**Input material**.
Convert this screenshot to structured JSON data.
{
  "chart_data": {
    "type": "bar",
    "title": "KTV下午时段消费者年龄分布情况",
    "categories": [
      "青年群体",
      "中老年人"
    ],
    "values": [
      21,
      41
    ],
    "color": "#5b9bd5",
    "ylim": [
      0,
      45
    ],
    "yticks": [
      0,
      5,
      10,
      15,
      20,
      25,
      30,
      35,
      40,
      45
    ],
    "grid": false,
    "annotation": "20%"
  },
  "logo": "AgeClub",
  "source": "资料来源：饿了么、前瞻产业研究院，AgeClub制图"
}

**Exercise goal**. Exactly as they are written, print the entries again.

**Complete response**.
Convert this screenshot to structured JSON data.
{
  "chart_data": {
    "type": "bar",
    "title": "KTV下午时段消费者年龄分布情况",
    "categories": [
      "青年群体",
      "中老年人"
    ],
    "values": [
      21,
      41
    ],
    "color": "#5b9bd5",
    "ylim": [
      0,
      45
    ],
    "yticks": [
      0,
      5,
      10,
      15,
      20,
      25,
      30,
      35,
      40,
      45
    ],
    "grid": false,
    "annotation": "20%"
  },
  "logo": "AgeClub",
  "source": "资料来源：饿了么、前瞻产业研究院，AgeClub制图"
}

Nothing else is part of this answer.